### PROBLEM TO WORK ON
Find each line with the word "cheque" and copy it.

### TASK DATA
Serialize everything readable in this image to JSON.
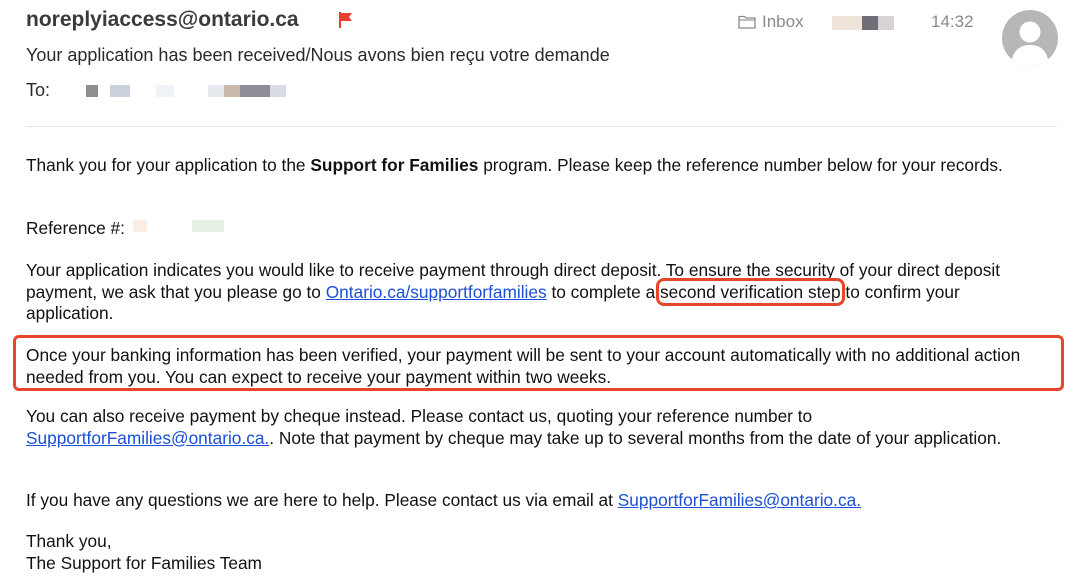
{
  "header": {
    "sender": "noreplyiaccess@ontario.ca",
    "subject": "Your application has been received/Nous avons bien reçu votre demande",
    "to_label": "To:",
    "mailbox": "Inbox",
    "time": "14:32",
    "flag_color": "#e8412f"
  },
  "body": {
    "p1_before": "Thank you for your application to the ",
    "p1_bold": "Support for Families",
    "p1_after": " program. Please keep the reference number below for your records.",
    "ref_label": "Reference #:",
    "p3_before": "Your application indicates you would like to receive payment through direct deposit. To ensure the security of your direct deposit payment, we ask that you please go to ",
    "p3_link": "Ontario.ca/supportforfamilies",
    "p3_mid": " to complete a ",
    "p3_highlight": "second verification step",
    "p3_after": " to confirm your application.",
    "p4": "Once your banking information has been verified, your payment will be sent to your account automatically with no additional action needed from you. You can expect to receive your payment within two weeks.",
    "p5_before": "You can also receive payment by cheque instead. Please contact us, quoting your reference number to ",
    "p5_link": "SupportforFamilies@ontario.ca.",
    "p5_after": ". Note that payment by cheque may take up to several months from the date of your application.",
    "p6_before": "If you have any questions we are here to help. Please contact us via email at ",
    "p6_link": "SupportforFamilies@ontario.ca.",
    "signoff": "Thank you,",
    "signature": "The Support for Families Team"
  },
  "colors": {
    "highlight": "#e8452c",
    "link": "#1a4fd6"
  }
}
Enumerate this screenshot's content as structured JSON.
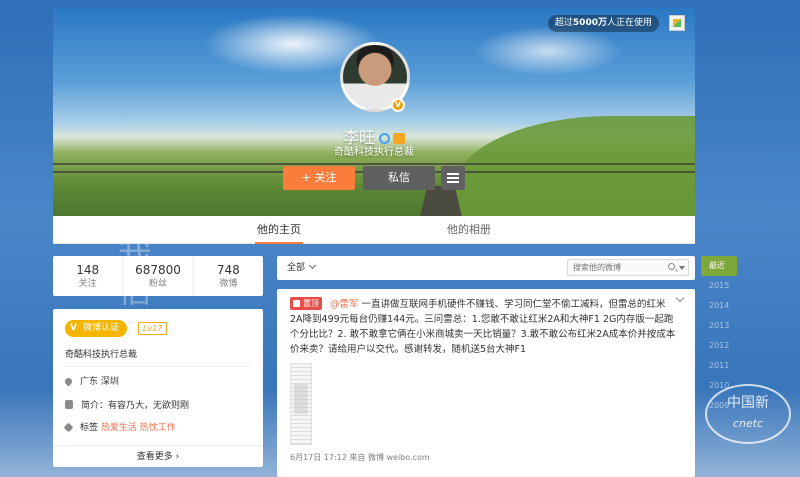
{
  "cover": {
    "users_badge_prefix": "超过",
    "users_badge_count": "5000万",
    "users_badge_suffix": "人正在使用"
  },
  "profile_header": {
    "name": "李旺",
    "title": "奇酷科技执行总裁",
    "follow_label": "+ 关注",
    "message_label": "私信"
  },
  "tabs": [
    {
      "label": "他的主页"
    },
    {
      "label": "他的相册"
    }
  ],
  "stats": [
    {
      "value": "148",
      "label": "关注"
    },
    {
      "value": "687800",
      "label": "粉丝"
    },
    {
      "value": "748",
      "label": "微博"
    }
  ],
  "profile_card": {
    "auth_label": "微博认证",
    "level": "Lv17",
    "description": "奇酷科技执行总裁",
    "location": "广东 深圳",
    "bio": "简介：有容乃大，无欲则刚",
    "tags_label": "标签",
    "tags": "热爱生活 热忱工作",
    "see_more": "查看更多"
  },
  "feed": {
    "filter_label": "全部",
    "search_placeholder": "搜索他的微博"
  },
  "post": {
    "top_tag": "置顶",
    "mention": "@雷军",
    "text": " 一直讲做互联网手机硬件不赚钱、学习同仁堂不偷工减料，但雷总的红米2A降到499元每台仍赚144元。三问雷总：1.您敢不敢让红米2A和大神F1 2G内存版一起跑个分比比？2. 敢不敢拿它俩在小米商城卖一天比销量？3.敢不敢公布红米2A成本价并按成本价来卖？请给用户以交代。感谢转发，随机送5台大神F1",
    "meta": "6月17日 17:12 来自 微博 weibo.com"
  },
  "timeline": {
    "years": [
      "最近",
      "2015",
      "2014",
      "2013",
      "2012",
      "2011",
      "2010",
      "2009"
    ]
  },
  "watermark": {
    "line1": "中国新",
    "line2": "cnetc"
  },
  "decor": {
    "ink_text": "我信"
  }
}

### FULL ANSWER
    "p5_before": "You can also receive payment by cheque instead. Please contact us, quoting your reference number to ",
    "p5_after": ". Note that payment by cheque may take up to several months from the date of your application.",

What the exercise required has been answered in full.